▶ **Extract to read**:
┌──
Friday, March 14, 2014

Did Former CSI Kofoed Plant Evidence a Second Time? While Under Oath,No One Asked.

What did not get asked in court was as important as any of the questions David Kofoed did answer.  

No one asked him under oath if he, rather than the killer, was responsible for the presence of the murder victim's blood in the trunk of Chris Edward's car.  

That will have to wait for a new trial.  If there is a new trial.  That will be the decision of District Court Judge Russell Derr.  
David Kofoed

Kofoed, once the leader of the Douglas County CSI unit, returned to the witness stand for the first time since appearing before a Federal grand jury investigating allegations he planted evidence implicating two innocent men in a double homicide case.  A District Court judge in Cass County found Kofoed guilty.  Evidence indicated Kofoed was the only logical source of a blood smear found on the underside of the dash of a car alleged to have played a part in the murder. Two teenagers who had never been in the car were later identified as the real killers.  They are now in prison.  Kofoed also ended up in jail for a time.

The grand jury testimony six years ago was secret. His appearance this week at the Douglas County courthouse was public. He did not testify at his own trial but continues to deny the old and the new allegations when interviewed.

Returning from South Carolina where he now lives, Kofoed volunteered to testify at a hearing to determine if Edwards deserves a new trial. In 2007 Edwards was sentenced to life in prison for murdering Jessica O'Grady, a one-time girlfriend. Her body was never found but the shocking amount of her blood found at the crime scene left little doubt something violent occurred.

Edwards' attorneys, Jerry Soucie and Brad Munnelly, called witnesses and submitted hundreds of pages of documents in an attempt to convince the judge that Kofoed, with unrestricted access to the collected evidence, at some point added smears of O'Grady's blood to the trunk of the car, a pair of hedge clippers, and a shovel.
└──
▶ **Tasks to carry out**:
A. Copy the Kofoed testimony post word for word, starting with "Returning from South" and going on through "something violent occurred.".
B. Write the next part of the post on David Kofoed's courtroom testimony, picking up after its final sentence.

▶ **Information provided**:
┌──
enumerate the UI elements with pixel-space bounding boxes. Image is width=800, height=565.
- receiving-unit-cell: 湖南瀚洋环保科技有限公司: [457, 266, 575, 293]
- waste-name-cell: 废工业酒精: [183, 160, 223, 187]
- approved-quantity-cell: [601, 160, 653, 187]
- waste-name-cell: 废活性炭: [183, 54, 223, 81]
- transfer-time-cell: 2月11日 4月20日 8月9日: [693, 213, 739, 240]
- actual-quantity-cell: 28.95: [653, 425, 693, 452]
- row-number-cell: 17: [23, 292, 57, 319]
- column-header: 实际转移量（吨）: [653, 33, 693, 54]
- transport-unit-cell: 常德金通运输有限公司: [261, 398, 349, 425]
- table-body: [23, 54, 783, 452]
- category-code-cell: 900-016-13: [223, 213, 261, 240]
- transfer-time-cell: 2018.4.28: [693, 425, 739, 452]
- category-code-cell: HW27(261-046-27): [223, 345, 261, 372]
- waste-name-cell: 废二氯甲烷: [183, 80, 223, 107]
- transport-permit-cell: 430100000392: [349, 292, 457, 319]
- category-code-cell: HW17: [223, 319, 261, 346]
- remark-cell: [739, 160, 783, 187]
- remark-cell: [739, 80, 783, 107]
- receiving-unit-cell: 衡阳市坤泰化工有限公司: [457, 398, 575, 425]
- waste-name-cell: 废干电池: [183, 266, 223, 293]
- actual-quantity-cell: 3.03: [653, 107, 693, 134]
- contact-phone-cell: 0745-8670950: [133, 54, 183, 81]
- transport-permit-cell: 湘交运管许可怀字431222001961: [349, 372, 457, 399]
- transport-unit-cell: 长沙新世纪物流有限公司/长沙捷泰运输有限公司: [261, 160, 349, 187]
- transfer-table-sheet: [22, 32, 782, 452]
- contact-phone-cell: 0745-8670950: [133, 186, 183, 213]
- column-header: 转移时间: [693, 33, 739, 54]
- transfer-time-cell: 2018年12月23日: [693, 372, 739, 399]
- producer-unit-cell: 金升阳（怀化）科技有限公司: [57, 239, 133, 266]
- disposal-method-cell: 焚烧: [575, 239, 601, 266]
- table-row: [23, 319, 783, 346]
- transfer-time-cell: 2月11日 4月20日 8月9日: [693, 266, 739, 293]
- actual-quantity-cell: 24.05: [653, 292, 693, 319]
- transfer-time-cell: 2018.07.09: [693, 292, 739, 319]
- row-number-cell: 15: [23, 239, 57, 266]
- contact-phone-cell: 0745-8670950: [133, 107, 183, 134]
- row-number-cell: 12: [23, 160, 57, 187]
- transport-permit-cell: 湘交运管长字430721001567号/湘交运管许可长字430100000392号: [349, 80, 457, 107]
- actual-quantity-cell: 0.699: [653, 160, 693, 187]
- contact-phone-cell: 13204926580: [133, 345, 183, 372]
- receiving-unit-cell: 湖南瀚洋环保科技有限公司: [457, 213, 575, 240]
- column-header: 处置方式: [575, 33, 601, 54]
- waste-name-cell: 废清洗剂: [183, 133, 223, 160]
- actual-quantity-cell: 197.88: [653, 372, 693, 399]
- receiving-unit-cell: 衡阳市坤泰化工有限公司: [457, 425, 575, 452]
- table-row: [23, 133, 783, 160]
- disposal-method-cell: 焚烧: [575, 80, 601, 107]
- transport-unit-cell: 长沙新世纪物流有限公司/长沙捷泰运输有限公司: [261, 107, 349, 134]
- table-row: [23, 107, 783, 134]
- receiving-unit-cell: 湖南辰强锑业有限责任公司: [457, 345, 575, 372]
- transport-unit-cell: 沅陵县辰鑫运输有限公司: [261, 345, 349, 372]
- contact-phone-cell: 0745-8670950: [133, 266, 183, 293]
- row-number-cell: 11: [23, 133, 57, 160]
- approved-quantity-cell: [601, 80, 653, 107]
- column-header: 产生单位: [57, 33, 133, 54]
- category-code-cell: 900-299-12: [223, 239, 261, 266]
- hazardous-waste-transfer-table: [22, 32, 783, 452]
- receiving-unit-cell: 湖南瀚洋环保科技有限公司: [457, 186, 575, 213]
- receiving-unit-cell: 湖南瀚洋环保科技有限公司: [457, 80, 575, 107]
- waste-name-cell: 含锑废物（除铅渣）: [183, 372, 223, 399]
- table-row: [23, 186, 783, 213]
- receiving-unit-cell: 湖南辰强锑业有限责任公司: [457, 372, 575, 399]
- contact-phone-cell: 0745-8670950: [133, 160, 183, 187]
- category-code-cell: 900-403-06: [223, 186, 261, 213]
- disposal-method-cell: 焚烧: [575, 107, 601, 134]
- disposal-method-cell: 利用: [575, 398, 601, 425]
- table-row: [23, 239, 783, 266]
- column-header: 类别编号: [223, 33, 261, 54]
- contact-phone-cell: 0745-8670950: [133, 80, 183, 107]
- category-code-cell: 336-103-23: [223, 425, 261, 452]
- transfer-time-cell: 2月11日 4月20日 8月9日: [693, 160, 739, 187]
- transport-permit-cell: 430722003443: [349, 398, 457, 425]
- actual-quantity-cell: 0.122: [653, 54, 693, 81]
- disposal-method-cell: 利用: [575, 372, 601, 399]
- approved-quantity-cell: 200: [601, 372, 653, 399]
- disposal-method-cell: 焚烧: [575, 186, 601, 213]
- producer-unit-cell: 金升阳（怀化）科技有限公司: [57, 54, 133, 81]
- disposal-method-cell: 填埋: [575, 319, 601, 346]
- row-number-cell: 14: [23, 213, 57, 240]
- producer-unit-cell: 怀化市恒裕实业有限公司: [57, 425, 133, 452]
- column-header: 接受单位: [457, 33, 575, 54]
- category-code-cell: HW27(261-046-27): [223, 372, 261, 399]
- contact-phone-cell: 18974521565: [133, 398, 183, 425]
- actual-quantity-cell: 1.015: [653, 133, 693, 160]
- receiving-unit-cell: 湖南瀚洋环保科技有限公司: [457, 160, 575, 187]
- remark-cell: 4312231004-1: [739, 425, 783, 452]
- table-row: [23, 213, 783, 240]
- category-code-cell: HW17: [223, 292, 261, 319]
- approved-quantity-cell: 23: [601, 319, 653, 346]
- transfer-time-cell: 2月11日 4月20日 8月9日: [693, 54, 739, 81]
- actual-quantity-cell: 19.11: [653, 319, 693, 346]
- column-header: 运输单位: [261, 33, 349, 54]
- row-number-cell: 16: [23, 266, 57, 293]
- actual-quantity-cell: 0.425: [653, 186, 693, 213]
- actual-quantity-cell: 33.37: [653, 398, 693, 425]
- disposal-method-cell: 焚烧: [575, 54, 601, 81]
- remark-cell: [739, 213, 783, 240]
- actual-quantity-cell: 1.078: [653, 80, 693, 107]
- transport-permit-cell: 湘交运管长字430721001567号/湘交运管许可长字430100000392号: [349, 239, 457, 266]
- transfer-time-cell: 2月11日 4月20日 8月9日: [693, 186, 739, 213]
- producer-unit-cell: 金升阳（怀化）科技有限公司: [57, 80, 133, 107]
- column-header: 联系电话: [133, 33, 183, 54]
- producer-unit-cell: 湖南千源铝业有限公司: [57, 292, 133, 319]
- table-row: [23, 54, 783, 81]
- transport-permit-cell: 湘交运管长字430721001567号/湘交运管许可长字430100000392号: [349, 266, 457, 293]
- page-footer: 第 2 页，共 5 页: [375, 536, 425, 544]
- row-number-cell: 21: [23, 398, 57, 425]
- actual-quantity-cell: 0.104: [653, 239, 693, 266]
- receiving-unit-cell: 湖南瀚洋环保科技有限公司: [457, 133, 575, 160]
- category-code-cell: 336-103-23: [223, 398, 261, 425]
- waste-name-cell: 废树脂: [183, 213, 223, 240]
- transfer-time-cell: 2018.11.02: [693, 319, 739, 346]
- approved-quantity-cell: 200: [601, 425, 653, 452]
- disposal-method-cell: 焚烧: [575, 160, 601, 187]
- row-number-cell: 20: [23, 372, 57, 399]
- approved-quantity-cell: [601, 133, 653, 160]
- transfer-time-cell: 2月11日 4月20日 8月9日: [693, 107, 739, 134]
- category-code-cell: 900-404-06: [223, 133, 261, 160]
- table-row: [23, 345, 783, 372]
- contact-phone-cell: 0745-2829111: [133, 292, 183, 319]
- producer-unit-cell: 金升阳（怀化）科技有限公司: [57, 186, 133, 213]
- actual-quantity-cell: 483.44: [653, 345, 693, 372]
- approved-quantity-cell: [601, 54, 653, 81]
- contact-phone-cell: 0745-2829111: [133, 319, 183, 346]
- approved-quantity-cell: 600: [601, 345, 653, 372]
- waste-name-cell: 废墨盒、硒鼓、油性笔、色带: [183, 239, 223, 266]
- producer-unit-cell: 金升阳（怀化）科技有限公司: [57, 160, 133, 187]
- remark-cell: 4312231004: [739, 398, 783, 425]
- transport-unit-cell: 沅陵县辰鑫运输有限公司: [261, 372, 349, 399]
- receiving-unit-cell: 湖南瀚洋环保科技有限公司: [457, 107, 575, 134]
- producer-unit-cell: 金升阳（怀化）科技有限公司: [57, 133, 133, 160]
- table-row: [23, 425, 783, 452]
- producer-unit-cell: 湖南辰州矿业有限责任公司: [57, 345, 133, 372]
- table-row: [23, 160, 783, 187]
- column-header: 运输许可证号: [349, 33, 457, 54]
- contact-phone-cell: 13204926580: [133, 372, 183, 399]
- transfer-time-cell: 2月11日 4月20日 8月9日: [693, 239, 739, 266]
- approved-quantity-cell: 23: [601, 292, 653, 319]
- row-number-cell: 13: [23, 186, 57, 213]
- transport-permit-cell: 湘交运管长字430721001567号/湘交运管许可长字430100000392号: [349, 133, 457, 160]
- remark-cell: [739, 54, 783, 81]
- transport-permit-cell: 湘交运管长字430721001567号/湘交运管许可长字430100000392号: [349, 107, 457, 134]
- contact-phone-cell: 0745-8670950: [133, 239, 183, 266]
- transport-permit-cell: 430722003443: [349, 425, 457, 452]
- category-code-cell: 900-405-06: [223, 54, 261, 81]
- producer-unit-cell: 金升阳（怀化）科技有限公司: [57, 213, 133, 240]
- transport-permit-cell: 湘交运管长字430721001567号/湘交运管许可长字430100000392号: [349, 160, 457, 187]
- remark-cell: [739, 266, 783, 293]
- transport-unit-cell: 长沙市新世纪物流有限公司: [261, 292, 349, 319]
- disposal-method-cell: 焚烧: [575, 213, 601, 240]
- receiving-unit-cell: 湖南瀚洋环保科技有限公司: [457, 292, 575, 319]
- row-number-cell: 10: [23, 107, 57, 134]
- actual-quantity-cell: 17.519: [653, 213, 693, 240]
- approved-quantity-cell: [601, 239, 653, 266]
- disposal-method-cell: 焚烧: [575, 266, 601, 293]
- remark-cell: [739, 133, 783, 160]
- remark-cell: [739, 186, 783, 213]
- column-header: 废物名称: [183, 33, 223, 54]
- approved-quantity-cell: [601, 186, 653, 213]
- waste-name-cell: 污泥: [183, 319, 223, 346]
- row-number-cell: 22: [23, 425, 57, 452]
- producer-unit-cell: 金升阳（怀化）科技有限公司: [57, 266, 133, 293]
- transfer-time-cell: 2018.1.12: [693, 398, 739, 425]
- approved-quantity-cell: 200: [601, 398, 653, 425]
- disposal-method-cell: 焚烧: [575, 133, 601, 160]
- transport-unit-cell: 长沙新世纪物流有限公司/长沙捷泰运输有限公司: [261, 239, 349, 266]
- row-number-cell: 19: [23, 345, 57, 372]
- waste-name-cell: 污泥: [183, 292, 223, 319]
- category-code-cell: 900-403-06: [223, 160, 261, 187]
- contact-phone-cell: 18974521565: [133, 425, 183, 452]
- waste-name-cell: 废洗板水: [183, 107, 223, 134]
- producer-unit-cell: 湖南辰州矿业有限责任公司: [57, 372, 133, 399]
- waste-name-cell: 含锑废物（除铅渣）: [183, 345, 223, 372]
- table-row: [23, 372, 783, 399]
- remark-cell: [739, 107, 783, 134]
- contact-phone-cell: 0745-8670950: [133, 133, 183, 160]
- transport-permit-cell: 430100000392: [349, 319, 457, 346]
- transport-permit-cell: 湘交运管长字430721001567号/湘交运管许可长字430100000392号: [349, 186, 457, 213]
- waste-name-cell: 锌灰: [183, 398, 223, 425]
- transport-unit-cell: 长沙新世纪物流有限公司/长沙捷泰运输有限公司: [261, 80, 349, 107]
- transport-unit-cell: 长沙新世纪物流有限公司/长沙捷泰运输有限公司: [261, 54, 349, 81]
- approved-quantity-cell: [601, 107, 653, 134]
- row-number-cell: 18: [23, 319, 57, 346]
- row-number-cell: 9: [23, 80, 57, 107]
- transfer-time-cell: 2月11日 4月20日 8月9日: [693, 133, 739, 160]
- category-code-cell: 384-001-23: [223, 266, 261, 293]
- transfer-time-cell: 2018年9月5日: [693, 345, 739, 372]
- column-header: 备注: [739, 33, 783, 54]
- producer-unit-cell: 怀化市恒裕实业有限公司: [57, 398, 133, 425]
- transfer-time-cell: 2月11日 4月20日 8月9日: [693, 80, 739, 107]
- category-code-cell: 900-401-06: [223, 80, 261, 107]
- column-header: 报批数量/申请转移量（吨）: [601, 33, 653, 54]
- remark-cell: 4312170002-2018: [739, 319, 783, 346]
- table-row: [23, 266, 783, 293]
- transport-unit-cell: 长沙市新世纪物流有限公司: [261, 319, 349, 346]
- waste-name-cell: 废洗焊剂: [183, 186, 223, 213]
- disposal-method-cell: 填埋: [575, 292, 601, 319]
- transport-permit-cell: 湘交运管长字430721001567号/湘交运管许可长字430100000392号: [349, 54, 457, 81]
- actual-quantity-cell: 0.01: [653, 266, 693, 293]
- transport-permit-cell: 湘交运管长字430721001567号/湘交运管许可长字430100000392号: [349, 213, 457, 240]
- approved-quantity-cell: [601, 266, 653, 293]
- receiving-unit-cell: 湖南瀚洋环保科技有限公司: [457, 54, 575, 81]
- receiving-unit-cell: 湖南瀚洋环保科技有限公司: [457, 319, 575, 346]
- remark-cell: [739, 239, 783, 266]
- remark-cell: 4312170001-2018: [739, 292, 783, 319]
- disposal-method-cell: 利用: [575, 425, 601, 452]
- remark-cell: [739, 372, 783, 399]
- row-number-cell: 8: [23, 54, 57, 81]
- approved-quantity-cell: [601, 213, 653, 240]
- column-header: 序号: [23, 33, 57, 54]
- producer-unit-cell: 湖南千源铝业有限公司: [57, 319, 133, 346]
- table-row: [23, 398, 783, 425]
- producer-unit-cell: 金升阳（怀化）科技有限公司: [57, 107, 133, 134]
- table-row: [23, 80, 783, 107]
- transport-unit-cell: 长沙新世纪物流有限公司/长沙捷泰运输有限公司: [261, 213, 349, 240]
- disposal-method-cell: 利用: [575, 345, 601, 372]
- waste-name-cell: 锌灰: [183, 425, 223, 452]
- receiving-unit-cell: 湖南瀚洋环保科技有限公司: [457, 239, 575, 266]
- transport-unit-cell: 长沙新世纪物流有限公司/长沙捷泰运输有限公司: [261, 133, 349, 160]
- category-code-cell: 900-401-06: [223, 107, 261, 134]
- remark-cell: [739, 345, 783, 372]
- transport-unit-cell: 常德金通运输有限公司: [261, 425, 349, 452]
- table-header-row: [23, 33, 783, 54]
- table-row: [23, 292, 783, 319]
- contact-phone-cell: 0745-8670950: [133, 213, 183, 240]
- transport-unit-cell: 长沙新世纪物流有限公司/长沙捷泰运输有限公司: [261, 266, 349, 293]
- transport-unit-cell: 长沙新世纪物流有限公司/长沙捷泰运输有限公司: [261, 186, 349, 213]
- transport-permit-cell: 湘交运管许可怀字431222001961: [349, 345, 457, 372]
└──
┌──
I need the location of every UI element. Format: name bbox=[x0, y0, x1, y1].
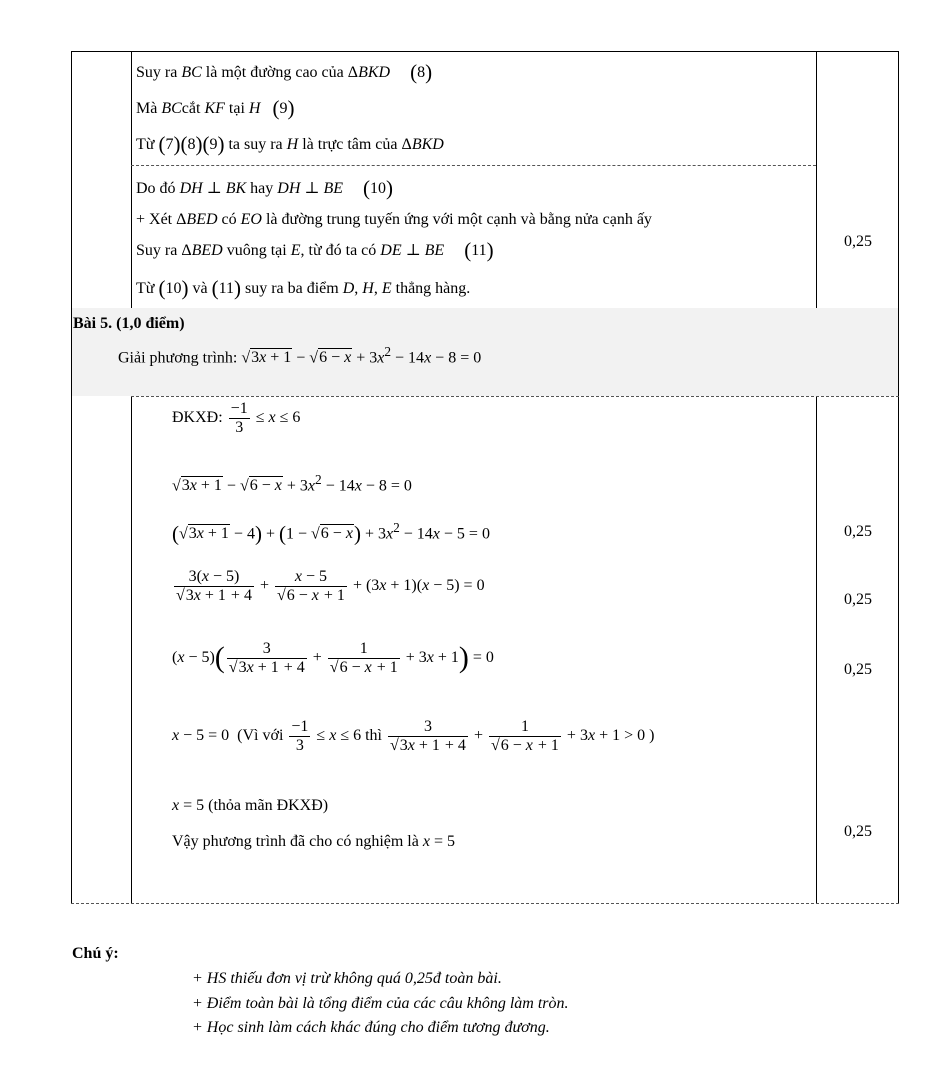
└──
▶ **Written responses**:
A.
Returning from South Carolina where he now lives, Kofoed volunteered to testify at a hearing to determine if Edwards deserves a new trial. In 2007 Edwards was sentenced to life in prison for murdering Jessica O'Grady, a one-time girlfriend. Her body was never found but the shocking amount of her blood found at the crime scene left little doubt something violent occurred.

B.
If true, the deception would be strikingly similar to manner in which Kofoed tampered with evidence in the Murdock case.  The special prosecutor who put Kofoed in jail theorized at the time the high-profile CSI director was driven to generate accolades and publicity for himself.

Soucie spent much of the court's time reviewing records and depositions of other law enforcement officials, building a foundation for Kofoed's role in the investigation while demonstrating the one-time investigator had access to blood samples taken from the scene and ample opportunity to tamper with evidence.

The most damning moment, according to Soucie, in Kofoed's reply to his very last question. He was asked if, at the time he was CSI director, one of his employees was the target of an investigation into mishandling evidence whether that investigator would be allowed to process evidence in other cases.  Kofoed said he would not allow it.  That is the point Soucie hoped to drive home to the judge. With hindsight, the evidence in the Edwards case should not be trusted, he argues, because the man put in jail for evidence tampering should not be trusted today when he claims the evidence was handled properly in 2006.

The office of the Douglas County Attorney argues it is not necessary to revisit the case because the most damning evidence has not, and cannot be, disputed.  Edwards bedroom, from a red-stained mattress to droplets covering the ceiling, was awash in the blood of Jessica O'Grady.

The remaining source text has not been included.